** Begin **
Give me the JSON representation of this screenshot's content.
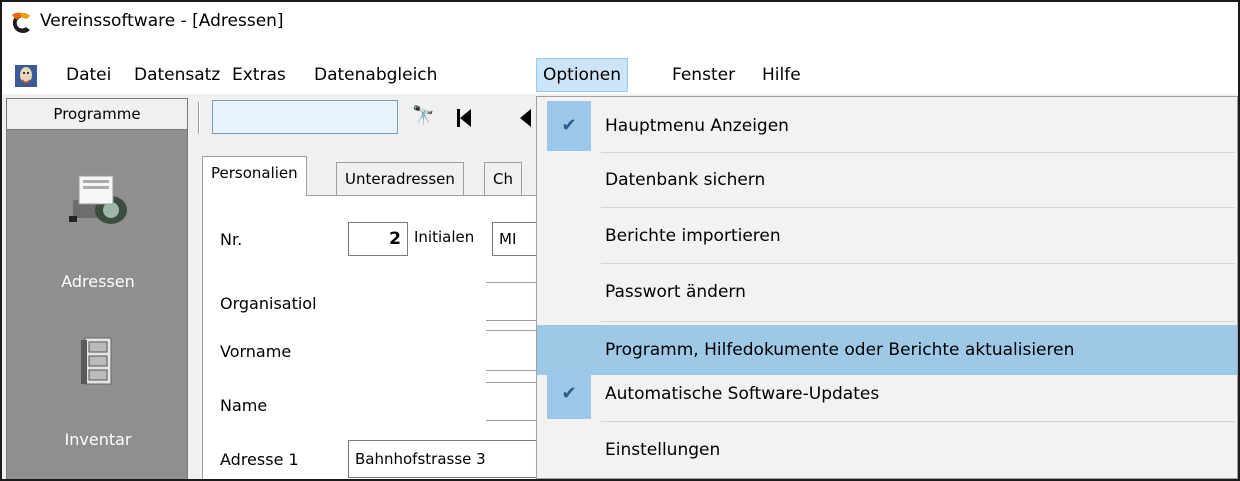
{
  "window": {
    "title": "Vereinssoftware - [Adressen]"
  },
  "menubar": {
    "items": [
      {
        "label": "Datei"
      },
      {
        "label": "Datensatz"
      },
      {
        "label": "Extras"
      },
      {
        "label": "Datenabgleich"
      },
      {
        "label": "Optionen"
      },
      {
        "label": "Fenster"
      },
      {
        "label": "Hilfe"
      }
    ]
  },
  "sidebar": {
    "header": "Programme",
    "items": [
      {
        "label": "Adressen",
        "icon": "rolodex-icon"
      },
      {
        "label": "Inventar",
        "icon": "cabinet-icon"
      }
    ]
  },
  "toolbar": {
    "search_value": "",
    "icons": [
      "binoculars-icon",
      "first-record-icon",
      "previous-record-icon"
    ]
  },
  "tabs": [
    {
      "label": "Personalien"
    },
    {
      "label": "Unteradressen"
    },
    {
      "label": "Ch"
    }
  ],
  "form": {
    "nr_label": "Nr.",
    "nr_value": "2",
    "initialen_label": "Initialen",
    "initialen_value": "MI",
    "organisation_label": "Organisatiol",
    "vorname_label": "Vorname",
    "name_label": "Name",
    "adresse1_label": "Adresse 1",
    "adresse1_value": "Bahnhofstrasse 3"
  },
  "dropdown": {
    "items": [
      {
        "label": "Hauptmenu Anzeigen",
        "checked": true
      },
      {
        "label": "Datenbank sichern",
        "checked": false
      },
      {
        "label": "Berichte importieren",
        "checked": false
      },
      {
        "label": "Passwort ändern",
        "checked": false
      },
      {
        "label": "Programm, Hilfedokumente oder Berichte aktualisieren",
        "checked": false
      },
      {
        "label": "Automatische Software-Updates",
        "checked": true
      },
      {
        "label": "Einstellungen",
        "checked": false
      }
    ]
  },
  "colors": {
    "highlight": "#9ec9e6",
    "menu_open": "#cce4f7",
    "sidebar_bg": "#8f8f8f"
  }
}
** End **
## What is asked
Copy every record above exactly as written, but leave out the pictures.

## The completed task
Give me the JSON representation of this screenshot's content.
{
  "window": {
    "title": "Vereinssoftware - [Adressen]"
  },
  "menubar": {
    "items": [
      {
        "label": "Datei"
      },
      {
        "label": "Datensatz"
      },
      {
        "label": "Extras"
      },
      {
        "label": "Datenabgleich"
      },
      {
        "label": "Optionen"
      },
      {
        "label": "Fenster"
      },
      {
        "label": "Hilfe"
      }
    ]
  },
  "sidebar": {
    "header": "Programme",
    "items": [
      {
        "label": "Adressen",
        "icon": "rolodex-icon"
      },
      {
        "label": "Inventar",
        "icon": "cabinet-icon"
      }
    ]
  },
  "toolbar": {
    "search_value": "",
    "icons": [
      "binoculars-icon",
      "first-record-icon",
      "previous-record-icon"
    ]
  },
  "tabs": [
    {
      "label": "Personalien"
    },
    {
      "label": "Unteradressen"
    },
    {
      "label": "Ch"
    }
  ],
  "form": {
    "nr_label": "Nr.",
    "nr_value": "2",
    "initialen_label": "Initialen",
    "initialen_value": "MI",
    "organisation_label": "Organisatiol",
    "vorname_label": "Vorname",
    "name_label": "Name",
    "adresse1_label": "Adresse 1",
    "adresse1_value": "Bahnhofstrasse 3"
  },
  "dropdown": {
    "items": [
      {
        "label": "Hauptmenu Anzeigen",
        "checked": true
      },
      {
        "label": "Datenbank sichern",
        "checked": false
      },
      {
        "label": "Berichte importieren",
        "checked": false
      },
      {
        "label": "Passwort ändern",
        "checked": false
      },
      {
        "label": "Programm, Hilfedokumente oder Berichte aktualisieren",
        "checked": false
      },
      {
        "label": "Automatische Software-Updates",
        "checked": true
      },
      {
        "label": "Einstellungen",
        "checked": false
      }
    ]
  },
  "colors": {
    "highlight": "#9ec9e6",
    "menu_open": "#cce4f7",
    "sidebar_bg": "#8f8f8f"
  }
}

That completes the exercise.